Work out how many lines of the listing hold the string "prędkość". Answer with that number alone.
-- START Input material --
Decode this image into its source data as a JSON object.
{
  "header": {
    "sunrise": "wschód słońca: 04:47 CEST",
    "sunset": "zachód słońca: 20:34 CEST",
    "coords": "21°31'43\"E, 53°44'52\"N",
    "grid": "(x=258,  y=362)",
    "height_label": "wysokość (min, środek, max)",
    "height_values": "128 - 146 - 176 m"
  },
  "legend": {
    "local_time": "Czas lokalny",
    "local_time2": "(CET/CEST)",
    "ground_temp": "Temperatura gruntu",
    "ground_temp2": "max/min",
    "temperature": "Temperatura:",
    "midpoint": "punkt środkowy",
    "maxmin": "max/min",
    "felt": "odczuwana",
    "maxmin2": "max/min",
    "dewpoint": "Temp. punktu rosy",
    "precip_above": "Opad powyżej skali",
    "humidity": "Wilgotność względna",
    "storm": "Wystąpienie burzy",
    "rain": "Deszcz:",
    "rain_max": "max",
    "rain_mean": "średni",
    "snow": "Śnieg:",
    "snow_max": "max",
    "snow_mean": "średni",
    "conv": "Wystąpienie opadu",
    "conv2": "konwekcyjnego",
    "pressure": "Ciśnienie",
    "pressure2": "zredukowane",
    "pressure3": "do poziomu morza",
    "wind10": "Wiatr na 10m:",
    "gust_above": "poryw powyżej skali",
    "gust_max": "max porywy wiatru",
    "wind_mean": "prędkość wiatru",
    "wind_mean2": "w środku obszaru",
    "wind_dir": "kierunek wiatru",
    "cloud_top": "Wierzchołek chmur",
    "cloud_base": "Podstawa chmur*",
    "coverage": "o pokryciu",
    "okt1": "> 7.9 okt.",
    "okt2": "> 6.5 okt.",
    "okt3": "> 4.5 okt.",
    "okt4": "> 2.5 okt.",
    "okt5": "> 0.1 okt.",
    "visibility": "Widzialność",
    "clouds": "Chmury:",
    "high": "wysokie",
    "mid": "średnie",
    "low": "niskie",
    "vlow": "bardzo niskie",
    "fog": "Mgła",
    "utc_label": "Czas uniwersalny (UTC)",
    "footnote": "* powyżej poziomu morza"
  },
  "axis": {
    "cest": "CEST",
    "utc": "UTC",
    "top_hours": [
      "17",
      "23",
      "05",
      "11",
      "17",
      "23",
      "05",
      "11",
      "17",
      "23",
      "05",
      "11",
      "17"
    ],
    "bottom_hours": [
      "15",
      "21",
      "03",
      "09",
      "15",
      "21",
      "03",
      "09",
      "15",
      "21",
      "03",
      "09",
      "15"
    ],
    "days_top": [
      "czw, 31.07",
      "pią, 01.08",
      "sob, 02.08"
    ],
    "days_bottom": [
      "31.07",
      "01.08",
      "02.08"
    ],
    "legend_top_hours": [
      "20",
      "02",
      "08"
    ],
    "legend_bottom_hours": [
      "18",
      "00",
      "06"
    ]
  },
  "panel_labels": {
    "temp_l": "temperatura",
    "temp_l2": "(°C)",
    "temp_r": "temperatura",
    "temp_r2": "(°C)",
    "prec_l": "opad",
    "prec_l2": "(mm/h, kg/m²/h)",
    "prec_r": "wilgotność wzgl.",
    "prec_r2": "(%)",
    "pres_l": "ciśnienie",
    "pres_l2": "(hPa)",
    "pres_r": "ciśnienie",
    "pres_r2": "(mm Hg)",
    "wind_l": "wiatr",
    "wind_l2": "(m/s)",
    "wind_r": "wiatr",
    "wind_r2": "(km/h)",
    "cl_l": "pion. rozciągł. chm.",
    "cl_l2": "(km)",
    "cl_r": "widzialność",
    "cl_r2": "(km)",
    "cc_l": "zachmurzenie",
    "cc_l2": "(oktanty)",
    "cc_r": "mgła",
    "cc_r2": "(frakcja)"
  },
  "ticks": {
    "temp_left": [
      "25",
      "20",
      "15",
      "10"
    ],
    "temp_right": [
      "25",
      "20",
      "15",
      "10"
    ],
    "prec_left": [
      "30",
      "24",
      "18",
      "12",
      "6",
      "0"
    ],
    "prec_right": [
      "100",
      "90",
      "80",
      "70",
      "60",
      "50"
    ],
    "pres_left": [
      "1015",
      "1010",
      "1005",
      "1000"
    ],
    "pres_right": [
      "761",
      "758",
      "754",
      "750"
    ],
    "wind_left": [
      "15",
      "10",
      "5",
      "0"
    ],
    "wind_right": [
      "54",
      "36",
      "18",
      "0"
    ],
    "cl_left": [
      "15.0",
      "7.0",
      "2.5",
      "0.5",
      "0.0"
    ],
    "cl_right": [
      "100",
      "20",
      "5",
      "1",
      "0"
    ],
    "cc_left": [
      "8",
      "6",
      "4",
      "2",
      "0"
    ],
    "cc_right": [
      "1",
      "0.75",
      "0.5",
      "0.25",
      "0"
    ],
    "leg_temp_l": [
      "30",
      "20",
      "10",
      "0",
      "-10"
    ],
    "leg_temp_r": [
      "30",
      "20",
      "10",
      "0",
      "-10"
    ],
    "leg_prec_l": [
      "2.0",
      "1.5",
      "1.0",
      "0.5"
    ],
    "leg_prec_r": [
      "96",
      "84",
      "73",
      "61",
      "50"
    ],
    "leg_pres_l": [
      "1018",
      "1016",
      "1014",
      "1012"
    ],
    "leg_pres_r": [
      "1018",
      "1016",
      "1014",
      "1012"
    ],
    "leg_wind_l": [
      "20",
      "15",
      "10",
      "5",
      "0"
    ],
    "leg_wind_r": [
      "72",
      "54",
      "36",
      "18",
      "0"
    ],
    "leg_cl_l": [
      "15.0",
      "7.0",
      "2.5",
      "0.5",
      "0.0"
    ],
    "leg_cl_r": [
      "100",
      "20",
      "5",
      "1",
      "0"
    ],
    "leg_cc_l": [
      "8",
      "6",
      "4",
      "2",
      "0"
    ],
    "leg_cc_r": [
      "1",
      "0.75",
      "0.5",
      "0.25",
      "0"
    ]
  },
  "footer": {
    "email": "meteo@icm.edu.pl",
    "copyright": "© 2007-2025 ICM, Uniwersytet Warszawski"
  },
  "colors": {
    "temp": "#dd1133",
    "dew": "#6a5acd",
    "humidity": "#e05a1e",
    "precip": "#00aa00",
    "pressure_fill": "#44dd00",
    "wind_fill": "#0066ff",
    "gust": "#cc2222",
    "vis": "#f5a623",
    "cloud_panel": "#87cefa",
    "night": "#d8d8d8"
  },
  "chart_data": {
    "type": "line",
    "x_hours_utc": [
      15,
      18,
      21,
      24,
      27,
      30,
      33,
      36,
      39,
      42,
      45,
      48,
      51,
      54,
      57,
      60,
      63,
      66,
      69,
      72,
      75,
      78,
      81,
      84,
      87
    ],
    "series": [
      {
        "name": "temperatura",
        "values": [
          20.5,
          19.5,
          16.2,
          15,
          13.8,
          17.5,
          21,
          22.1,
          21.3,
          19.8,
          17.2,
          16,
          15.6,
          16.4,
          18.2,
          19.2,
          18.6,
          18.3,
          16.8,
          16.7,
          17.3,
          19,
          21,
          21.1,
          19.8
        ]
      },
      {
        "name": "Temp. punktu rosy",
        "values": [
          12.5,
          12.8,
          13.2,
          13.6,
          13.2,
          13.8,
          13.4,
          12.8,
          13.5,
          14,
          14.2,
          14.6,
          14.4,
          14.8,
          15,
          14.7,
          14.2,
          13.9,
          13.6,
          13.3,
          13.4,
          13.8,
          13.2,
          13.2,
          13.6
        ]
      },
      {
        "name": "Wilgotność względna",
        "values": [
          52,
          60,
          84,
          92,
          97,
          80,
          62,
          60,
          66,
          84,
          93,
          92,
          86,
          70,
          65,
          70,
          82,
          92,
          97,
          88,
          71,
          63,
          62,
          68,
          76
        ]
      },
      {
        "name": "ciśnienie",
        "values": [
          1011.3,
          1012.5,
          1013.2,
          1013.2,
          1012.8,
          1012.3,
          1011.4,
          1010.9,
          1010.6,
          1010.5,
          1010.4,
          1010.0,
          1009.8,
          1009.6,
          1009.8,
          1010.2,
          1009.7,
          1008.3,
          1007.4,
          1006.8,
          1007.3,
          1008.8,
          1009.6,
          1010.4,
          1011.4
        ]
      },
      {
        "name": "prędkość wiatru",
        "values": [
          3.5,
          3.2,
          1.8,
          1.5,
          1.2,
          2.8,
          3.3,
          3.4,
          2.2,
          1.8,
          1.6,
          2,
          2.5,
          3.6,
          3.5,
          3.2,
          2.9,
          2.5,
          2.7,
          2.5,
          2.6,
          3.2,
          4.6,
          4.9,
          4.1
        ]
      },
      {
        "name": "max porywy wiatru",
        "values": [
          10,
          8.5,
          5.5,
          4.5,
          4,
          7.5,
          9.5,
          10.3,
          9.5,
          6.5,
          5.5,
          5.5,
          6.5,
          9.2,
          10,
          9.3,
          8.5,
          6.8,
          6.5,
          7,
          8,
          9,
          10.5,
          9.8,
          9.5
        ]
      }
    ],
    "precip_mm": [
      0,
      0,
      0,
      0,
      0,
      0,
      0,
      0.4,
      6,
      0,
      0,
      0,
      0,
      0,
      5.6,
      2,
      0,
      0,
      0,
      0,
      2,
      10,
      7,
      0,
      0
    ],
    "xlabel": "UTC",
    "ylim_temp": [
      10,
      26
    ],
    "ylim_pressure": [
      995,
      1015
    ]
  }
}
-- END Input material --
- [Response]: 2